What is expected: Copy each line below in which the string "this" occurs.

Extracted information:
+ + + + +

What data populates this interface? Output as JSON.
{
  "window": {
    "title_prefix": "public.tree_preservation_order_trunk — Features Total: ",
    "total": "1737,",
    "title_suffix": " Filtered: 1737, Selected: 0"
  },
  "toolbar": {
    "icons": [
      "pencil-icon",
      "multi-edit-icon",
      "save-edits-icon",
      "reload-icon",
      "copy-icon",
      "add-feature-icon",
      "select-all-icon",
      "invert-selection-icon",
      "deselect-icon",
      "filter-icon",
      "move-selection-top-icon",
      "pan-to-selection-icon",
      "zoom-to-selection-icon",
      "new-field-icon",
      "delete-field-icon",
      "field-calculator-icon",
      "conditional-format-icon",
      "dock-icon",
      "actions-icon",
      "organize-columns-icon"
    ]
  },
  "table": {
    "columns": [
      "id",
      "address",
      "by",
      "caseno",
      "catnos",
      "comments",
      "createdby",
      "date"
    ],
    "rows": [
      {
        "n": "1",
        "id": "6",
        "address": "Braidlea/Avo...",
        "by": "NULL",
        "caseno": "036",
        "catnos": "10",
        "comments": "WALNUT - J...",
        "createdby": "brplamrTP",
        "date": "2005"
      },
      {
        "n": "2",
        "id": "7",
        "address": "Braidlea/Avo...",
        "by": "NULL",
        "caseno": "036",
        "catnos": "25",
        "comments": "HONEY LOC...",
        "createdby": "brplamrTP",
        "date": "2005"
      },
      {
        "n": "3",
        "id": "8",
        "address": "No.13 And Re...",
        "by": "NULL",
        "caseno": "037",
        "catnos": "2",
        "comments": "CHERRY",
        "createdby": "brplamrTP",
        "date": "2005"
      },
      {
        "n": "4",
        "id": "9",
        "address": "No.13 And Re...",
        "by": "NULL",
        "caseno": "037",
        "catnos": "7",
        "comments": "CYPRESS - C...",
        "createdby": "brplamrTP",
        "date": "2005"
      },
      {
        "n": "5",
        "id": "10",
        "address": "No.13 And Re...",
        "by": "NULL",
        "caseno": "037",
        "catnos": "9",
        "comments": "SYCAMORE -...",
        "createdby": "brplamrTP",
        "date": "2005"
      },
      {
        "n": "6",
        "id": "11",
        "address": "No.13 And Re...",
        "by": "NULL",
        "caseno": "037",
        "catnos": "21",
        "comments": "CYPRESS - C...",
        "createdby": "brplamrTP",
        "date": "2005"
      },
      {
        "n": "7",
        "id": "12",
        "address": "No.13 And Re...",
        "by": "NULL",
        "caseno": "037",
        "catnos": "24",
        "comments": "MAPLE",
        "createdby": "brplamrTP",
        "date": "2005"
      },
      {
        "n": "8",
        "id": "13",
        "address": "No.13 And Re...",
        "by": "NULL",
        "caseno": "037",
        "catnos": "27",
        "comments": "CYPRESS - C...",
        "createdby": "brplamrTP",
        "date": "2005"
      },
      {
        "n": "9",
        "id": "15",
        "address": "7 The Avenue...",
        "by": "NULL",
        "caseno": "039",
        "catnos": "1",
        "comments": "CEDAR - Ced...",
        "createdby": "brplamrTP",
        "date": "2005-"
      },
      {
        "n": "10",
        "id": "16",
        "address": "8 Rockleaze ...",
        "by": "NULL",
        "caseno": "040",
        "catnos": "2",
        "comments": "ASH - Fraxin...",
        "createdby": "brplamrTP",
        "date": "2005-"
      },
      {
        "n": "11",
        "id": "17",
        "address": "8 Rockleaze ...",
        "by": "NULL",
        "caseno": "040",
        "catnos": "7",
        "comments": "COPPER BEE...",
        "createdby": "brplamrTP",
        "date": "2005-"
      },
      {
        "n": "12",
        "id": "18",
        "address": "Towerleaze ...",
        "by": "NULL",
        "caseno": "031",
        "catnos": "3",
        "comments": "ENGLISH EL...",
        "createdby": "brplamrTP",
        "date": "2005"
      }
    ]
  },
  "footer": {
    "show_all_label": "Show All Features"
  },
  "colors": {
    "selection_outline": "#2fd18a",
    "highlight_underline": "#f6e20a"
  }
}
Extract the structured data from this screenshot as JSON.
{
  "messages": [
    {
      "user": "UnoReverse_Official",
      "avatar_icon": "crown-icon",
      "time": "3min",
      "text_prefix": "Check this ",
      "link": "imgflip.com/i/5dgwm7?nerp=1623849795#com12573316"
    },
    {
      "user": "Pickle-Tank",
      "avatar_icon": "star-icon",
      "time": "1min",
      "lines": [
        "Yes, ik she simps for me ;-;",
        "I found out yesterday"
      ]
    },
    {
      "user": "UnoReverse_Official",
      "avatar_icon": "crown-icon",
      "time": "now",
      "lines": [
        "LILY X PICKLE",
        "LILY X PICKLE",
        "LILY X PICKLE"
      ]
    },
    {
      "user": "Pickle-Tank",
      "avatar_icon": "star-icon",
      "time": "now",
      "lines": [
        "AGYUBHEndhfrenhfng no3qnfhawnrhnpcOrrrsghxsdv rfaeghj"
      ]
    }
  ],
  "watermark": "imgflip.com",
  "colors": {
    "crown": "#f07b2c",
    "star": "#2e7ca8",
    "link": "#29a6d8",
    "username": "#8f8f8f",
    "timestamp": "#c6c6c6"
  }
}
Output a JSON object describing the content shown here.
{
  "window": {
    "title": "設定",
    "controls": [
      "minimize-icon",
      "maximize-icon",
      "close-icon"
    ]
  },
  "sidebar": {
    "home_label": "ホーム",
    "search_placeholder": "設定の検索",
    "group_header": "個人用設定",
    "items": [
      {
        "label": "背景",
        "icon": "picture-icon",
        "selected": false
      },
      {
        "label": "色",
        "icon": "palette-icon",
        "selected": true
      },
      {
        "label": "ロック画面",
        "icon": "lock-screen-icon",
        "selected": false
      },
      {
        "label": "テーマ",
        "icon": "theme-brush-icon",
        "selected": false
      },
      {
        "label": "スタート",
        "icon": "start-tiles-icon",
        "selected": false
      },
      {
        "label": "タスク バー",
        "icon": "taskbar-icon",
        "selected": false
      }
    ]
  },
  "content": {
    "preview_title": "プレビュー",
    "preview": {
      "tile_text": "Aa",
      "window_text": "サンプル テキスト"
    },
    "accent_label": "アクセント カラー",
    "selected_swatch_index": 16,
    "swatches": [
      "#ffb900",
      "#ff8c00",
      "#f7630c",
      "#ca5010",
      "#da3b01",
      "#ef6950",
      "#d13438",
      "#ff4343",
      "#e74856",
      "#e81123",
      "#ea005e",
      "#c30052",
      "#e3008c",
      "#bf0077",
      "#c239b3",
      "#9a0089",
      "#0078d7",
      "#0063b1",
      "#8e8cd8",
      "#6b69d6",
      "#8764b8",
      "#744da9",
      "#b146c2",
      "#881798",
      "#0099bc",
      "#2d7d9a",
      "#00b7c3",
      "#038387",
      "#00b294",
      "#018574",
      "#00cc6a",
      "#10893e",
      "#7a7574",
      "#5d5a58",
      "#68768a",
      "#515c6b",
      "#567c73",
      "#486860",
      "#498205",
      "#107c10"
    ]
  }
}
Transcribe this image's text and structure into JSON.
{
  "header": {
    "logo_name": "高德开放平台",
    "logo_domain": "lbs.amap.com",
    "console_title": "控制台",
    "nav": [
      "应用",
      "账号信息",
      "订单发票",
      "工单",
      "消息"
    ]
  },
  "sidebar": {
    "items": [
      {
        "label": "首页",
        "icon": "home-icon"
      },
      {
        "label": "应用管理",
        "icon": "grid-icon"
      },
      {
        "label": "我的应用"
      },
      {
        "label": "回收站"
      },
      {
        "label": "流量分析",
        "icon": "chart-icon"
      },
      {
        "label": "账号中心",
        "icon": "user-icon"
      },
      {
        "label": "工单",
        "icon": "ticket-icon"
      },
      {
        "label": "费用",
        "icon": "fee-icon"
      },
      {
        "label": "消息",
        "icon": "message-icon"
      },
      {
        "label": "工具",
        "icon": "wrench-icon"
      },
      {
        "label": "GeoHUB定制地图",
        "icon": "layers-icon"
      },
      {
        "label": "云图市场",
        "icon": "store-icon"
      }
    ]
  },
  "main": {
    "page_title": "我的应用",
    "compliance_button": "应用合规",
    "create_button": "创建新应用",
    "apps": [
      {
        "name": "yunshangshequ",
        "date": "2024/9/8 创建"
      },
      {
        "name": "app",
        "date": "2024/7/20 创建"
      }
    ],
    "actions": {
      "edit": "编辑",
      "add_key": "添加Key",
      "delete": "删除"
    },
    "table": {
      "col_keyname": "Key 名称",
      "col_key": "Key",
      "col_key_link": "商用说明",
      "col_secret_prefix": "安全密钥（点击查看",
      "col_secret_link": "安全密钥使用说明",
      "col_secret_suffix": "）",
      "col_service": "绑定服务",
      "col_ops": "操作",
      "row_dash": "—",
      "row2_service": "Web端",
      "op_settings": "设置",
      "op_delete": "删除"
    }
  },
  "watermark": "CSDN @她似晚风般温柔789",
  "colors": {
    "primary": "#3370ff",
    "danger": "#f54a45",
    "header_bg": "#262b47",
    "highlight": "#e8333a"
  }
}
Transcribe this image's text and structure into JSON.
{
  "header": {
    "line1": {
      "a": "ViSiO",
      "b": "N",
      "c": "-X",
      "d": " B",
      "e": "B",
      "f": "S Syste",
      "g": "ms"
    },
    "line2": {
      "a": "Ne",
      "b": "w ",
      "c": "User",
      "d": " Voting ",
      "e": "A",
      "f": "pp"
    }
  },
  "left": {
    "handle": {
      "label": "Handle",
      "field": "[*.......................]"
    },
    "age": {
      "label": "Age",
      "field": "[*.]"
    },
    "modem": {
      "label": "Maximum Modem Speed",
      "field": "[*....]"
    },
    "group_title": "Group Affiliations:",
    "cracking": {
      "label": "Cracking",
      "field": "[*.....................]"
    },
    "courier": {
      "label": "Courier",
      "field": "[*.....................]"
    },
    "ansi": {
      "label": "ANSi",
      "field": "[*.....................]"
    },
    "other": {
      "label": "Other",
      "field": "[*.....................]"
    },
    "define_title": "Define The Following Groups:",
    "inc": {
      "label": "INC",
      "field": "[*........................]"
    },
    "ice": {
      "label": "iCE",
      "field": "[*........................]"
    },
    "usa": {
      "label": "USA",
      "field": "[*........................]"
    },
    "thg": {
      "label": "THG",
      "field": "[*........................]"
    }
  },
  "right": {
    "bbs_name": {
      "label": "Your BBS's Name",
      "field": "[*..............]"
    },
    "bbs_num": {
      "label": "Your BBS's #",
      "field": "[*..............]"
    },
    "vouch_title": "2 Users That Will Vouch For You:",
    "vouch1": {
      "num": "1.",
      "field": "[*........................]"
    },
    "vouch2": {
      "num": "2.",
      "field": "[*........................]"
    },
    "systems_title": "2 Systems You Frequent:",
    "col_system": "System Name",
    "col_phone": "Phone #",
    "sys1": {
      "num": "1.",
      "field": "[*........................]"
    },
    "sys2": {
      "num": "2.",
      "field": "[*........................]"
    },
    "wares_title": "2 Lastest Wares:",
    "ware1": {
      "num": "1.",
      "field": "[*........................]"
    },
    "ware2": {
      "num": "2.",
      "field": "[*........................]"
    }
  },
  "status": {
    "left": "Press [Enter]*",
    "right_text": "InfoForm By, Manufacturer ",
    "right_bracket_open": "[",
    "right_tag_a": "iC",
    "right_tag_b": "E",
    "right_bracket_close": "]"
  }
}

+ + + + +

Task answer:
What data populates this interface? Output as JSON.
Extract the structured data from this screenshot as JSON.
      "text_prefix": "Check this ",
Transcribe this image's text and structure into JSON.
Transcribe this image's text and structure into JSON.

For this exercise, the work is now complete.